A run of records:
— begin —

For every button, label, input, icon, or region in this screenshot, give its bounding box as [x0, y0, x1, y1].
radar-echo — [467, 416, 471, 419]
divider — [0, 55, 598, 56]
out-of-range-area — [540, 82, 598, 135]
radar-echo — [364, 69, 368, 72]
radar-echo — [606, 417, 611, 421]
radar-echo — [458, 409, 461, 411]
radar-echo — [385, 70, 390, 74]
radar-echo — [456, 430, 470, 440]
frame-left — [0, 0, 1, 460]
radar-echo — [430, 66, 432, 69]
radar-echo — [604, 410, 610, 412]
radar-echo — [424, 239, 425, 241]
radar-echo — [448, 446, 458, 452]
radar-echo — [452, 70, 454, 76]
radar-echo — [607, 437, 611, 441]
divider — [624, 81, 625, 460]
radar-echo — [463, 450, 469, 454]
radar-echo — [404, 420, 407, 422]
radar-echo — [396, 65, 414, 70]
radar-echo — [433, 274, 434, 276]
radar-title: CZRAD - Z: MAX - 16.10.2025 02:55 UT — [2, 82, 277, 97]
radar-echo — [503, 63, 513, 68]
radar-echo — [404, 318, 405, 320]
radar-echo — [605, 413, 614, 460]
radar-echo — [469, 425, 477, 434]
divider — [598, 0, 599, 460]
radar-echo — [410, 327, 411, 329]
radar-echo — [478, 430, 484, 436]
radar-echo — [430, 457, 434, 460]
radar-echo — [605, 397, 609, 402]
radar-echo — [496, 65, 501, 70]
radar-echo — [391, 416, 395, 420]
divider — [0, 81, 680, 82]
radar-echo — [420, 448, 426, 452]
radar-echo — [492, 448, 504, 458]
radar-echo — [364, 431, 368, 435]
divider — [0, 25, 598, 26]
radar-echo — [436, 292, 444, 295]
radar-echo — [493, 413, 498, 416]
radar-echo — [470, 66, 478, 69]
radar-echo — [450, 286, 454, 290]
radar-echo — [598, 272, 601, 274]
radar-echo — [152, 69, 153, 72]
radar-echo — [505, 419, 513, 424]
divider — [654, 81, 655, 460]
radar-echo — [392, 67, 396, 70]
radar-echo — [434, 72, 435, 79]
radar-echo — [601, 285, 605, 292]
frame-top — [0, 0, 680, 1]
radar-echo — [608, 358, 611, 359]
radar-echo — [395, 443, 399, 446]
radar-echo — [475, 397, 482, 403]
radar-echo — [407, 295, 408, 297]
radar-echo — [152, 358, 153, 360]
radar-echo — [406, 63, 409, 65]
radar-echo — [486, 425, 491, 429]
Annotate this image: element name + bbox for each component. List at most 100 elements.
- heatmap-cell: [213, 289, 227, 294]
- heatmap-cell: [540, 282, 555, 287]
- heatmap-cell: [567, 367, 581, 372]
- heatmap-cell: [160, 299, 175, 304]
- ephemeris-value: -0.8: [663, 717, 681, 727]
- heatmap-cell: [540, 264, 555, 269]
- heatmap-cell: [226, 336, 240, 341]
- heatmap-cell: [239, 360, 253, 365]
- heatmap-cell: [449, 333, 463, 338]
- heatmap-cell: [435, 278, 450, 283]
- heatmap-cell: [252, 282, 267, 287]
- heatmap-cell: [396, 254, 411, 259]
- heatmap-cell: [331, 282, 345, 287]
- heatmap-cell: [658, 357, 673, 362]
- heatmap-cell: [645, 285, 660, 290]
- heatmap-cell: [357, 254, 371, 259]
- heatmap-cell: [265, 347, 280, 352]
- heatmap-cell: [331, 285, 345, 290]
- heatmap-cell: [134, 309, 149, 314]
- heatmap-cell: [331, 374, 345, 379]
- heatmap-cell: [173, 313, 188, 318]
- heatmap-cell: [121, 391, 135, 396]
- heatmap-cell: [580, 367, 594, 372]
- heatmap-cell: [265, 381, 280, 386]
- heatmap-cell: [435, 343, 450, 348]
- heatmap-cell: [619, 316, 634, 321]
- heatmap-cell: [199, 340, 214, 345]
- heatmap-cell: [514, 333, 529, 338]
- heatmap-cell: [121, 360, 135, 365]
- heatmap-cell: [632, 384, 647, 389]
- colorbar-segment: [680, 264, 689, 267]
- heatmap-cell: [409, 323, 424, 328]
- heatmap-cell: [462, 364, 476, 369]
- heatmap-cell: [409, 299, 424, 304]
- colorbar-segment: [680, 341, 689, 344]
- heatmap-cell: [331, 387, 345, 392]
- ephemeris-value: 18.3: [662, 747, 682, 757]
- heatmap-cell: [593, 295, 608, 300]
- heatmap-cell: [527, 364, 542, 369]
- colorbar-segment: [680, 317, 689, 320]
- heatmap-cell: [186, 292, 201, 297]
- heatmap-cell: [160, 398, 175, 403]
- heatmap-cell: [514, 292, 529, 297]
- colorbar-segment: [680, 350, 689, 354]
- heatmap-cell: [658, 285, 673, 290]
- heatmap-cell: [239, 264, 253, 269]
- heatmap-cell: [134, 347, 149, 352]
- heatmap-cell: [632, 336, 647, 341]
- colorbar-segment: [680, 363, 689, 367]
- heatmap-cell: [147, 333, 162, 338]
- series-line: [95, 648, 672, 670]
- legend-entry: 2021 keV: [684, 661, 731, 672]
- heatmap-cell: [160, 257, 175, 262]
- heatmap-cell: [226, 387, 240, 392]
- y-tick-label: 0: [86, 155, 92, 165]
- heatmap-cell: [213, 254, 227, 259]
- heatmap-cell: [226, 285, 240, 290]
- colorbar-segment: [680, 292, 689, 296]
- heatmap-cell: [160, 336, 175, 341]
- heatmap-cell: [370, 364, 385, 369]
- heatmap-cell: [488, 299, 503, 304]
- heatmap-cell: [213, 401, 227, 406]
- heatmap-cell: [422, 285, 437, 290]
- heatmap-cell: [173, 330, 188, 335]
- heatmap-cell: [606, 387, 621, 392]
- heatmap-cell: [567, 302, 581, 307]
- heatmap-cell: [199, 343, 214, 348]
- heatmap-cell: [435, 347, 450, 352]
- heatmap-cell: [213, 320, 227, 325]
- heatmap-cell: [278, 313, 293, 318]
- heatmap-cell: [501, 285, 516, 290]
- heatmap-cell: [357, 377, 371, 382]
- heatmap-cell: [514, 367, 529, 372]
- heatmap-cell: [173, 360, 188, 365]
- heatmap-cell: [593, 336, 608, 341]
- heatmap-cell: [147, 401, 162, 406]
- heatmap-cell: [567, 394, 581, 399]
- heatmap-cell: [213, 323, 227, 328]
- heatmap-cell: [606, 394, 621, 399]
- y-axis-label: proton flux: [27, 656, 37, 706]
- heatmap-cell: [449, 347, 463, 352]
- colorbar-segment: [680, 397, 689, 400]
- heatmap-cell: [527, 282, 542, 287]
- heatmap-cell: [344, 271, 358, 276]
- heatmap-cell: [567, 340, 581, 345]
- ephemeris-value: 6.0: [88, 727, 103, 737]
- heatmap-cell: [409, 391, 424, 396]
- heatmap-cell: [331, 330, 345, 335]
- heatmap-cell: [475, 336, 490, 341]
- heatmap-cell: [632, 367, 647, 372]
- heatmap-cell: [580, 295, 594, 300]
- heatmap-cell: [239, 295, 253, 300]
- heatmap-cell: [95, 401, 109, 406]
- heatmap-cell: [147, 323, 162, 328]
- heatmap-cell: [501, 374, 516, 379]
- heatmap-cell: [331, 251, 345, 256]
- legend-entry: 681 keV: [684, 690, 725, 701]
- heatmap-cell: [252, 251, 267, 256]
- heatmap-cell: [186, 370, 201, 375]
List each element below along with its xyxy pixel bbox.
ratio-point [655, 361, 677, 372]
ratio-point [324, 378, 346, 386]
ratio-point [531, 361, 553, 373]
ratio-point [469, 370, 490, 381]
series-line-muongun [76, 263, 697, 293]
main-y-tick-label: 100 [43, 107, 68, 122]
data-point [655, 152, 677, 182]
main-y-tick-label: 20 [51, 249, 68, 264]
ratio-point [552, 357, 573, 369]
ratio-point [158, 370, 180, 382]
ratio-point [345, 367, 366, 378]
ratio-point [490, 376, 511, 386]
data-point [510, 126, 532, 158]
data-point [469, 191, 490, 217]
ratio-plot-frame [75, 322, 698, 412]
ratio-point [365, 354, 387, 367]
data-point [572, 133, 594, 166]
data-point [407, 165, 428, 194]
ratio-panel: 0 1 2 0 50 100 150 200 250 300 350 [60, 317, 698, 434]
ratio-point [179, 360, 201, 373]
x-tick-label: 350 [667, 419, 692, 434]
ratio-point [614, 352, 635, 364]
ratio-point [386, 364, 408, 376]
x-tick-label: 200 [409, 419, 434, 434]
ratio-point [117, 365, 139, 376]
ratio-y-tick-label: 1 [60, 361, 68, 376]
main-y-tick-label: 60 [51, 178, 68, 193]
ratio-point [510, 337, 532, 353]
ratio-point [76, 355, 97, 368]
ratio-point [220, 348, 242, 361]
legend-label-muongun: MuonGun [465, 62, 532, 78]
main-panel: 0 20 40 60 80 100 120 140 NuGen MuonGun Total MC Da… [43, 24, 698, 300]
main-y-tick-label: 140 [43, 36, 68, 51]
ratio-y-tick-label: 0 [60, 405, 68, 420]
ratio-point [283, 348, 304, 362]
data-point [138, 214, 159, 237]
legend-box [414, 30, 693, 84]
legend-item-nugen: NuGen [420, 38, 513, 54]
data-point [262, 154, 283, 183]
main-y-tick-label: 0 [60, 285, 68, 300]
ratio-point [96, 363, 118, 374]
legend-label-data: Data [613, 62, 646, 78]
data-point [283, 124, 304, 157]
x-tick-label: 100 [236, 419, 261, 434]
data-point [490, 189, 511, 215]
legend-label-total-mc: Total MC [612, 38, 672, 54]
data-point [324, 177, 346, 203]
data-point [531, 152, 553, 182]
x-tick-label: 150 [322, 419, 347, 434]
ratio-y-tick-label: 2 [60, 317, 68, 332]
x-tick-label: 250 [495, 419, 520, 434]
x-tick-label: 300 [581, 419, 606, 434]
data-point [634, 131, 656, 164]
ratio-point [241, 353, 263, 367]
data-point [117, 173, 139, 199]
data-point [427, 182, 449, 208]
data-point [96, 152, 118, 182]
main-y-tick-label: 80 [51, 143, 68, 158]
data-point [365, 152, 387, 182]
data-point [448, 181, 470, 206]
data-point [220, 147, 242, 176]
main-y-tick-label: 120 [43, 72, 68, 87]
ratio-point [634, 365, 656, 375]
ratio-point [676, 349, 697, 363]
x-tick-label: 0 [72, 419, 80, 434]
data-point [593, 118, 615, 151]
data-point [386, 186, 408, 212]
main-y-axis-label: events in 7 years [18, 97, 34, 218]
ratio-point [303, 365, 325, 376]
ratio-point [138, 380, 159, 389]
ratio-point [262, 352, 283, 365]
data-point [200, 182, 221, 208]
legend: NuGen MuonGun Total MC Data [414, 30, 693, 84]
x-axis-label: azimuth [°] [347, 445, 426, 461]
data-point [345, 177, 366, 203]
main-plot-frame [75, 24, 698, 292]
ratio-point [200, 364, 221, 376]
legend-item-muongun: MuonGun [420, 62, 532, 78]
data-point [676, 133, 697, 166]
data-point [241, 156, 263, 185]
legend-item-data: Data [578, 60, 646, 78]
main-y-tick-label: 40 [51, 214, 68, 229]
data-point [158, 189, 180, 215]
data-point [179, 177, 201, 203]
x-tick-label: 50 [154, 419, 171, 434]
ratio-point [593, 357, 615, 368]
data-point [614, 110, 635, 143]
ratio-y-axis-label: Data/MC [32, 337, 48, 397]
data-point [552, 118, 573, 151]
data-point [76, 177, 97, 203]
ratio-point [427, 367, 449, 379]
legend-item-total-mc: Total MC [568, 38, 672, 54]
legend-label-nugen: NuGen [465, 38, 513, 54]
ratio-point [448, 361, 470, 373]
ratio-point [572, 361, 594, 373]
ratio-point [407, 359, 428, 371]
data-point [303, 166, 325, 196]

— end —

Please show every line from above that contains the word "Total", matching case exactly.

main-panel: 0 20 40 60 80 100 120 140 NuGen MuonGun Total MC Da… [43, 24, 698, 300]
legend-label-total-mc: Total MC [612, 38, 672, 54]
legend: NuGen MuonGun Total MC Data [414, 30, 693, 84]
legend-item-total-mc: Total MC [568, 38, 672, 54]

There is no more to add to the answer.